— START Working data —

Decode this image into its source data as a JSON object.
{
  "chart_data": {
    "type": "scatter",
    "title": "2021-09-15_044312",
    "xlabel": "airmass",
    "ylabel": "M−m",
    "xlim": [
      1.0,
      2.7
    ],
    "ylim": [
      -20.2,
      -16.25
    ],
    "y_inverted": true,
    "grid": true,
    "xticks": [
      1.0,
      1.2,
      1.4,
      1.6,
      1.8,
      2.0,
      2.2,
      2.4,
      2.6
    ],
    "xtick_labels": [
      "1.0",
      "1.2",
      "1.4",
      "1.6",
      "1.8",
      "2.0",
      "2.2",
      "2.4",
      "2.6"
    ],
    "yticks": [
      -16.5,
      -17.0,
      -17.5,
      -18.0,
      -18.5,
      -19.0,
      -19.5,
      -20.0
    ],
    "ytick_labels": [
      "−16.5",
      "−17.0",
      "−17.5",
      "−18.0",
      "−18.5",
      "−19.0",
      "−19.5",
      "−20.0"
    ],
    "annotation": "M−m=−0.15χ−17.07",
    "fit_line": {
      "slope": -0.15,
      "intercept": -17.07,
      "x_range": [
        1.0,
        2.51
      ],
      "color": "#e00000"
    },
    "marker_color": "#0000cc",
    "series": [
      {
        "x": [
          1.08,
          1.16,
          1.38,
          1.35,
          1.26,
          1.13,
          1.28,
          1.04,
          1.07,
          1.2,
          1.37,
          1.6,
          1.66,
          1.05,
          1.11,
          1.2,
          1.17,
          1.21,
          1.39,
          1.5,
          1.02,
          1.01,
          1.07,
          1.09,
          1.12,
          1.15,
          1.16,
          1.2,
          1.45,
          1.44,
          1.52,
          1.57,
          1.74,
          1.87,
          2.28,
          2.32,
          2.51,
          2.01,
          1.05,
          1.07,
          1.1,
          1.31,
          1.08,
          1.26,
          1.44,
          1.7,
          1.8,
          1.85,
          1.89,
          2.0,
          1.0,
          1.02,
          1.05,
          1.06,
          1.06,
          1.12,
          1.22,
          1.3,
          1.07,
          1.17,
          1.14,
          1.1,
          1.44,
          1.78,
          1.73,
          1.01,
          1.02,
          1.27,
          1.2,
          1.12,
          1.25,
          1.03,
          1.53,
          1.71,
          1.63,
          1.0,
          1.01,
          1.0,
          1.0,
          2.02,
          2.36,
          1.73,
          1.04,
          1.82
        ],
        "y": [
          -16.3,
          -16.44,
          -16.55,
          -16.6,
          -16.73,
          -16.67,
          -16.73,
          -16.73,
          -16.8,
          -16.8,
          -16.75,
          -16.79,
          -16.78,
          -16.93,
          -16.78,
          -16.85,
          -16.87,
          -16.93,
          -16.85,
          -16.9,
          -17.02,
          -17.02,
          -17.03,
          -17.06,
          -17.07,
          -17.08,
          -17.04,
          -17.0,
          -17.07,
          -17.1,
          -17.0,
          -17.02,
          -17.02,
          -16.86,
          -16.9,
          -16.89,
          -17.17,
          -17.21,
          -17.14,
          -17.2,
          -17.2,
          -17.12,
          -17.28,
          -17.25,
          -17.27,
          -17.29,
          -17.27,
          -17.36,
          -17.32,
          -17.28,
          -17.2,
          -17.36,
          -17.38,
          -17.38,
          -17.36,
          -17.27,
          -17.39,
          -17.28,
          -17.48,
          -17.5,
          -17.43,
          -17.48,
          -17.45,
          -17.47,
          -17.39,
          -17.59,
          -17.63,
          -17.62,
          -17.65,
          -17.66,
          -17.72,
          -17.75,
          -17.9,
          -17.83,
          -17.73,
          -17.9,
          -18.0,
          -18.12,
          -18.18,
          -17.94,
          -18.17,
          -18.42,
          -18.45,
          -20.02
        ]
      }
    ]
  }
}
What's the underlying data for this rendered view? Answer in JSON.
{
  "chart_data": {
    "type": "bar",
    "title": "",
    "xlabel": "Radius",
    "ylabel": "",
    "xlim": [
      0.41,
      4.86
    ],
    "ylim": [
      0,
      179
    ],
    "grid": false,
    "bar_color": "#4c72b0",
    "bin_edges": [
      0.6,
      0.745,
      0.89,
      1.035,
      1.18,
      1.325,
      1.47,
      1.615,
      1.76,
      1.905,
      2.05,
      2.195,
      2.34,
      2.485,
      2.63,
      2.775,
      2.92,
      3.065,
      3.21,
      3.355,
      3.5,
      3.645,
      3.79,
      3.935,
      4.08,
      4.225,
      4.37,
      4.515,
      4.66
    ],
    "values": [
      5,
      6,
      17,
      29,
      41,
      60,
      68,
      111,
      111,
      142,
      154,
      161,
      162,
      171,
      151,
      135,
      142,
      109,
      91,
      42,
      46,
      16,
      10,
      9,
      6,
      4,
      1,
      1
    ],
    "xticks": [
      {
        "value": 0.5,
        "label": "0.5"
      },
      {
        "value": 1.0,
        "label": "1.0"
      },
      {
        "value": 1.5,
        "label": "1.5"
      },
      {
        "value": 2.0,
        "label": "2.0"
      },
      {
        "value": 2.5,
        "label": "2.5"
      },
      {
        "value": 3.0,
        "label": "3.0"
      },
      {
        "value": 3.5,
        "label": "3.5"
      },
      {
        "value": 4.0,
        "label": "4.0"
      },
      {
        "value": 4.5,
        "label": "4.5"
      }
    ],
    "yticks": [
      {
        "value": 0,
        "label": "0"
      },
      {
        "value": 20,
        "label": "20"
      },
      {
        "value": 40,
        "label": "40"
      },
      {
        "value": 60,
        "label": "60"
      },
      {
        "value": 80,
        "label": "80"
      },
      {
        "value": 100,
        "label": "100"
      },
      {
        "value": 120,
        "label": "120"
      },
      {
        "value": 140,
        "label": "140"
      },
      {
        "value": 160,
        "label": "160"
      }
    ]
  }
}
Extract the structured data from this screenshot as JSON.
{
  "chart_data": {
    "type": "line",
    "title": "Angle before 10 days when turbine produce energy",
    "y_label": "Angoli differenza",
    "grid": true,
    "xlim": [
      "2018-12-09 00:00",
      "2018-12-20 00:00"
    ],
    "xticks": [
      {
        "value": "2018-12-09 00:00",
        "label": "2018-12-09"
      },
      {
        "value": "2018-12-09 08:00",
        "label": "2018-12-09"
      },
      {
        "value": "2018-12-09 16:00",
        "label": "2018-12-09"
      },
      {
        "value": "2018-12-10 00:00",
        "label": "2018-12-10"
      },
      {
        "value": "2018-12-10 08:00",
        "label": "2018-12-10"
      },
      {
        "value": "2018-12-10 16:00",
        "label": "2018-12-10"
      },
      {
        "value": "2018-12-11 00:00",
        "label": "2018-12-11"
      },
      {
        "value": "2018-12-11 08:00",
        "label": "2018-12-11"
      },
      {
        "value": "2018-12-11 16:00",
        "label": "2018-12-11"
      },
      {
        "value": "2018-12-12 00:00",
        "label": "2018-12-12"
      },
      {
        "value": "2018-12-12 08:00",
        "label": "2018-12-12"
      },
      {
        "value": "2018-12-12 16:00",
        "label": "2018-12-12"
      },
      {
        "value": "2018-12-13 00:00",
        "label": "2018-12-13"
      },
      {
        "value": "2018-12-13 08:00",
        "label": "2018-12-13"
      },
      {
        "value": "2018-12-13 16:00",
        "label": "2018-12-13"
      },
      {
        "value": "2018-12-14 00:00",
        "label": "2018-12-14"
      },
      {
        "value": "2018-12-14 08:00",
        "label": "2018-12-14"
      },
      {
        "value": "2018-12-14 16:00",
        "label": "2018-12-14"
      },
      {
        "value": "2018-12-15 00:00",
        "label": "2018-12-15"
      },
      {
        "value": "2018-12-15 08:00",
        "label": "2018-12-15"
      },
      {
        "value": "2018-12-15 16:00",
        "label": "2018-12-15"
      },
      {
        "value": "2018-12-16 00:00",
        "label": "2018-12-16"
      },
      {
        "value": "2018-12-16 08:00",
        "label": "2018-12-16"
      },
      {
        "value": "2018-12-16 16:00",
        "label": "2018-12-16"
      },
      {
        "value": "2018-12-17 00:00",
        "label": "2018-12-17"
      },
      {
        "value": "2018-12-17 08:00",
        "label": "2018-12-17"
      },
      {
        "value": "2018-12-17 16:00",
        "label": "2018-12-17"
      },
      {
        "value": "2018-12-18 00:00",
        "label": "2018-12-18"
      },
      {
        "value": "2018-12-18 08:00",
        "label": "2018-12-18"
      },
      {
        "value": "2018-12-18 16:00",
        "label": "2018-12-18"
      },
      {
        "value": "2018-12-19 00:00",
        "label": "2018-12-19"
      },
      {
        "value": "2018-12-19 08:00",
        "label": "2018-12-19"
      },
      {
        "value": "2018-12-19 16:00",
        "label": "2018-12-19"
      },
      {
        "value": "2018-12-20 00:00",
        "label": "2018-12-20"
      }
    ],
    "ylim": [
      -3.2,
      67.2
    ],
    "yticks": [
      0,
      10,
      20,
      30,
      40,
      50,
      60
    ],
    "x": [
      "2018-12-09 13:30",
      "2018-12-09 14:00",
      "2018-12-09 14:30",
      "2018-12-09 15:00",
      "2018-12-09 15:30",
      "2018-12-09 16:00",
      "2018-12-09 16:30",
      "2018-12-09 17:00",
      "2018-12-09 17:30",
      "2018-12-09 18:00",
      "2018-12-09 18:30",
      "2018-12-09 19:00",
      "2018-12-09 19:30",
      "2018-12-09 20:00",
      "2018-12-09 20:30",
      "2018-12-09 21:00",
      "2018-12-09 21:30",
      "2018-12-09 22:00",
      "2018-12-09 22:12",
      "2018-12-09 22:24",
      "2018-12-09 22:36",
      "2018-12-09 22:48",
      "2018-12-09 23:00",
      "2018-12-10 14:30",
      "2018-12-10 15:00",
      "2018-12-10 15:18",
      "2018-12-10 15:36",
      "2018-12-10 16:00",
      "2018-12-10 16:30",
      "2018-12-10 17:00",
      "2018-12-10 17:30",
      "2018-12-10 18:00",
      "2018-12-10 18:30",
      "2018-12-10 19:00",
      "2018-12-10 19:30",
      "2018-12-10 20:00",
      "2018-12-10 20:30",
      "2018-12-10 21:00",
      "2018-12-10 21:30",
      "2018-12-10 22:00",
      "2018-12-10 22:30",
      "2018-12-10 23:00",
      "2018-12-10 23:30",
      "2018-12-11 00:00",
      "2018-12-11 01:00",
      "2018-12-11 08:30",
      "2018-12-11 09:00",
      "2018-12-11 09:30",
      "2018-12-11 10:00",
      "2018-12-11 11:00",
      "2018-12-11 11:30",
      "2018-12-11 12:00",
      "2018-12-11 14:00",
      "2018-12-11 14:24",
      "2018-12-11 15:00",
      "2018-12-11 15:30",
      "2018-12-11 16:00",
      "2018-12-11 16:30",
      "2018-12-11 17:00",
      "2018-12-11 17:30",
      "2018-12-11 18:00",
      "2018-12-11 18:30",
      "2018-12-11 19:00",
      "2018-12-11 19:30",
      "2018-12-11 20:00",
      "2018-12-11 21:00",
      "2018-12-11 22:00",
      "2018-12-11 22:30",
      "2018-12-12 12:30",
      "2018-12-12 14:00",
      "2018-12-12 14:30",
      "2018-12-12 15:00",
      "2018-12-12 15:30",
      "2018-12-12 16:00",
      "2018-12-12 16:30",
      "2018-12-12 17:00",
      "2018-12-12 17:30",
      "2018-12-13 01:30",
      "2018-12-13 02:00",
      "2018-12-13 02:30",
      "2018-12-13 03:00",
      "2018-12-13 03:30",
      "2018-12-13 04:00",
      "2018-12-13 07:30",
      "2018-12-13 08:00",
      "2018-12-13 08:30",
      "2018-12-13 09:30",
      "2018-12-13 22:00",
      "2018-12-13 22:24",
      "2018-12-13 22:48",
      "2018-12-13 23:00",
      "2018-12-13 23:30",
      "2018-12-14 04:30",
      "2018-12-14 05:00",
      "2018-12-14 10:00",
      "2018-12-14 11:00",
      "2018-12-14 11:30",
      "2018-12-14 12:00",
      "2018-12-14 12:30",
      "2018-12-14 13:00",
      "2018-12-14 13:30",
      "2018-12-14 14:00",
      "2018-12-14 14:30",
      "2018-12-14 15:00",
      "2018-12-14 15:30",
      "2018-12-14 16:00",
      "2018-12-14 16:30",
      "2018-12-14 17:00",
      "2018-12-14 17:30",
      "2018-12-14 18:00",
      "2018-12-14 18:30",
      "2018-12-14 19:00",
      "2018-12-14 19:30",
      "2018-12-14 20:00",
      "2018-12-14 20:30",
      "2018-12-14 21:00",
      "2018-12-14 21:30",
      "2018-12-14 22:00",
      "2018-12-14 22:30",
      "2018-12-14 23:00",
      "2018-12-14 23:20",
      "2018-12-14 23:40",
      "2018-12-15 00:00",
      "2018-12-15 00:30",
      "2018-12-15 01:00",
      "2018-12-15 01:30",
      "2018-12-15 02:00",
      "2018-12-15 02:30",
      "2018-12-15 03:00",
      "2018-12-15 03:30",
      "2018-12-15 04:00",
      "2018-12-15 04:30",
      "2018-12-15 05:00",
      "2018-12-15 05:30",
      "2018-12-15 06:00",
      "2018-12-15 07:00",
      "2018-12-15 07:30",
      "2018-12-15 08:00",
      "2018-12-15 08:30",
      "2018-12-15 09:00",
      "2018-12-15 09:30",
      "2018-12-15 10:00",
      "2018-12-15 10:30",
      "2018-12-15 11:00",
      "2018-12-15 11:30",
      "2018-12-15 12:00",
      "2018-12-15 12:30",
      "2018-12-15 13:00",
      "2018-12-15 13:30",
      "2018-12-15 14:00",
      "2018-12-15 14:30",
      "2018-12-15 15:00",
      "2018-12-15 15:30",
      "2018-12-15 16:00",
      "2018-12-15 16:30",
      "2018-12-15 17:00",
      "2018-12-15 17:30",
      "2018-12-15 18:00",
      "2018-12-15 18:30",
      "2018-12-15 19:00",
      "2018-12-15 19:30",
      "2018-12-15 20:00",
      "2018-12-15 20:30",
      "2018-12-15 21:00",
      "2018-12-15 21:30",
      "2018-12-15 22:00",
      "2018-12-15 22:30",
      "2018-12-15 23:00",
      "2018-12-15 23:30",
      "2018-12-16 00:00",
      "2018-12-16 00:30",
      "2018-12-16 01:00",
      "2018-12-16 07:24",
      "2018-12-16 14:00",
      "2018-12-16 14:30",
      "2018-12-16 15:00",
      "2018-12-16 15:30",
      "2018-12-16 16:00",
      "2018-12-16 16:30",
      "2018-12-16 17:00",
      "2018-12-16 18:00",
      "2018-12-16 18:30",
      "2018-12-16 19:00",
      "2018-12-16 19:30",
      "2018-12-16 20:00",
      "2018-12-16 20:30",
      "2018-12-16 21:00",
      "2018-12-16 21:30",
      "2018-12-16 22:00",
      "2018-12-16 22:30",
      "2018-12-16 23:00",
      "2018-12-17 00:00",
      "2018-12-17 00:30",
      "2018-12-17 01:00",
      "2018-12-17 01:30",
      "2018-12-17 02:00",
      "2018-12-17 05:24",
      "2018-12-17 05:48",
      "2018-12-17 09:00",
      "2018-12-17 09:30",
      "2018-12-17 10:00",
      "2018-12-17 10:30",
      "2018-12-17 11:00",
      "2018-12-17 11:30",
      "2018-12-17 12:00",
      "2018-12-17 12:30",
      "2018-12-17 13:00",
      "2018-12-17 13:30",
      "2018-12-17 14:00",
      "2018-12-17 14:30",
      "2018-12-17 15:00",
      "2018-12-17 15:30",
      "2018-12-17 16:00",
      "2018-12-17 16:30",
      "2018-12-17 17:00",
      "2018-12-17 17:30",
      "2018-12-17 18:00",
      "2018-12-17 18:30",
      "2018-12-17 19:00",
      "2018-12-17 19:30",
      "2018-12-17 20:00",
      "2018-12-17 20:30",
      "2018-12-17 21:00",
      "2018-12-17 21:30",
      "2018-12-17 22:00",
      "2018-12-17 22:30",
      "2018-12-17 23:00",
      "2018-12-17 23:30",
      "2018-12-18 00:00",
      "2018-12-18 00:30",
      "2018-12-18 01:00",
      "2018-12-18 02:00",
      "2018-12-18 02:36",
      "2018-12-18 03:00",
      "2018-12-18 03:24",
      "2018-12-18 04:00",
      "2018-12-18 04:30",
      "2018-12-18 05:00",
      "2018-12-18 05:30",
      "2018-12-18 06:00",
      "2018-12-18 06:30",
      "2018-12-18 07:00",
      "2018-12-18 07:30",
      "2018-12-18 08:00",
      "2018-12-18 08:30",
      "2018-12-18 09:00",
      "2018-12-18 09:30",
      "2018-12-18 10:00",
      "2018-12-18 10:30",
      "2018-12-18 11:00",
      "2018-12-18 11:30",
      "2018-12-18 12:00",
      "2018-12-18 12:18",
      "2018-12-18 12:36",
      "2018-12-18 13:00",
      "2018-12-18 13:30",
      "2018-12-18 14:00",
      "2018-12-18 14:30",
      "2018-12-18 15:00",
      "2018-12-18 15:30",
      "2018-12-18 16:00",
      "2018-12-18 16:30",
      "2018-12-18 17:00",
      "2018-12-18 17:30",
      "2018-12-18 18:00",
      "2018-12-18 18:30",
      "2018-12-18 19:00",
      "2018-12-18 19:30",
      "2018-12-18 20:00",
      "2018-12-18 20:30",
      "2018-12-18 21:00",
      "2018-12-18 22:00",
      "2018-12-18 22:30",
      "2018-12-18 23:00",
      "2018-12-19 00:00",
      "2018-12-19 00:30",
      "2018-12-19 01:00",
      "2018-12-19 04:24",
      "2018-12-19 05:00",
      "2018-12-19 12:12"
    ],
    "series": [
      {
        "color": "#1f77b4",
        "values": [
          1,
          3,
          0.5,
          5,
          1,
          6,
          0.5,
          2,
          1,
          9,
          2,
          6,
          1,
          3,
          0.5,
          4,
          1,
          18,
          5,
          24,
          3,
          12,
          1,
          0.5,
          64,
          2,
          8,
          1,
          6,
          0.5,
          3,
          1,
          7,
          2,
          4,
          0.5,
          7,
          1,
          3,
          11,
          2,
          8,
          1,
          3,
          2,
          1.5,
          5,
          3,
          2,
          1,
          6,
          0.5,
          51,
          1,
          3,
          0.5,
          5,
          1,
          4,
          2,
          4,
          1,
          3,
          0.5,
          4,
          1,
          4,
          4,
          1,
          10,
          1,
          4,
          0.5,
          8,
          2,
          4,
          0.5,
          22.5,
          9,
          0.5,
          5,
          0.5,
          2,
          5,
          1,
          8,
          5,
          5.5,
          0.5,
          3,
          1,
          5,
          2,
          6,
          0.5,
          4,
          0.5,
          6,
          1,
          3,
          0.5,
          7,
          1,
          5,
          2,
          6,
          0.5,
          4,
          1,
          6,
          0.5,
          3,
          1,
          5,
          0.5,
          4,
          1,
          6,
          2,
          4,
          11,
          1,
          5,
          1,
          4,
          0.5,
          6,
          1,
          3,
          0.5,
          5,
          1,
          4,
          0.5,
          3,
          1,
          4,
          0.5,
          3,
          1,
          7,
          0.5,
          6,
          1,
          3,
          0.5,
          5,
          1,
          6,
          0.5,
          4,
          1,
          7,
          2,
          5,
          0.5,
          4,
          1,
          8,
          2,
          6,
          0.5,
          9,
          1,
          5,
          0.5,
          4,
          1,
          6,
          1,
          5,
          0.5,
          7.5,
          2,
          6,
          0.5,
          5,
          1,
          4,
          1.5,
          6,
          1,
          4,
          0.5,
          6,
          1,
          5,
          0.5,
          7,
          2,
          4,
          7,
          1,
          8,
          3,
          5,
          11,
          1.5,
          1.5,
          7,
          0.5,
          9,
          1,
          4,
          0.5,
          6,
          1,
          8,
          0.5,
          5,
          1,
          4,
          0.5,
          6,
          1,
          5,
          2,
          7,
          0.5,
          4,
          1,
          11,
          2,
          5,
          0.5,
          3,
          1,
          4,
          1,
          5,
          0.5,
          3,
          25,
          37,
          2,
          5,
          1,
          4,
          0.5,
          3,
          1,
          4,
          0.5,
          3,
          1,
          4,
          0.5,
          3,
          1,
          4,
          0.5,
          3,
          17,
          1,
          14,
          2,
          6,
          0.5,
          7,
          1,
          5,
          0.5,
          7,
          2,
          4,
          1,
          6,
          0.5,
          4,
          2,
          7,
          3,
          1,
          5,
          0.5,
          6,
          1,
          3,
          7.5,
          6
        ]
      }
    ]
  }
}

— END Working data —

• [Exercise]
Search the lines for "JSON". Copy each line that has it.

• [The output]
Decode this image into its source data as a JSON object.
What's the underlying data for this rendered view? Answer in JSON.
Extract the structured data from this screenshot as JSON.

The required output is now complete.